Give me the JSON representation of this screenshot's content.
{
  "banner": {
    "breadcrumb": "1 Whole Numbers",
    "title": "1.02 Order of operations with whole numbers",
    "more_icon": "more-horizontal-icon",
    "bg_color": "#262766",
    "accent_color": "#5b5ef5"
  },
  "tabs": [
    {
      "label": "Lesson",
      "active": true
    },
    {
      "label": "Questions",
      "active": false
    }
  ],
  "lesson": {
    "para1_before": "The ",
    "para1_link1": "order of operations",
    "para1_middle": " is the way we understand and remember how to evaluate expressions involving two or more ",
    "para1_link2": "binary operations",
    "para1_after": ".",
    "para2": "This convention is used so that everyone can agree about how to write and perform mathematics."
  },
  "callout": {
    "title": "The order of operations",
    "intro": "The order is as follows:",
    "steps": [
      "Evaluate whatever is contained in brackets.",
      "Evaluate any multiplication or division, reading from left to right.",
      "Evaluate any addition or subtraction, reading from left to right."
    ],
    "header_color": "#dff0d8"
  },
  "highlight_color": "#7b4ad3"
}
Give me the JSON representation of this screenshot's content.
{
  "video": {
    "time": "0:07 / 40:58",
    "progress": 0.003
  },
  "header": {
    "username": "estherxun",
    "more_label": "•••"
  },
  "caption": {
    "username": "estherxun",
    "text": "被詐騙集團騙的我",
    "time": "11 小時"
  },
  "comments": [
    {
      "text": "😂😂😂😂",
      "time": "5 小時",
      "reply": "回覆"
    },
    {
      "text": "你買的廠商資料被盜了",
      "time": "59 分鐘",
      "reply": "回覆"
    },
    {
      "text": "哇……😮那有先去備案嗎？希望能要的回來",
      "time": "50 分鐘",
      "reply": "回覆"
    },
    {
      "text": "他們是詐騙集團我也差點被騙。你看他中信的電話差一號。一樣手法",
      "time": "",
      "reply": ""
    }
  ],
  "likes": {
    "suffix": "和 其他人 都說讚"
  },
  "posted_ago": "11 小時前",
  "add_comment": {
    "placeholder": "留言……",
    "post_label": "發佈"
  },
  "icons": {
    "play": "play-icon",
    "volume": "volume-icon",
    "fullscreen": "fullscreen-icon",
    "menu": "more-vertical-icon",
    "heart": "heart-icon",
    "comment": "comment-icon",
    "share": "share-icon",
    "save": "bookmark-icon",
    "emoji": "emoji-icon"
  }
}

## Task objective
Look through the entries and find each line that has the string "time". Copy those lines.

## Output below
    "time": "0:07 / 40:58",
    "time": "11 小時"
      "time": "5 小時",
      "time": "59 分鐘",
      "time": "50 分鐘",
      "time": "",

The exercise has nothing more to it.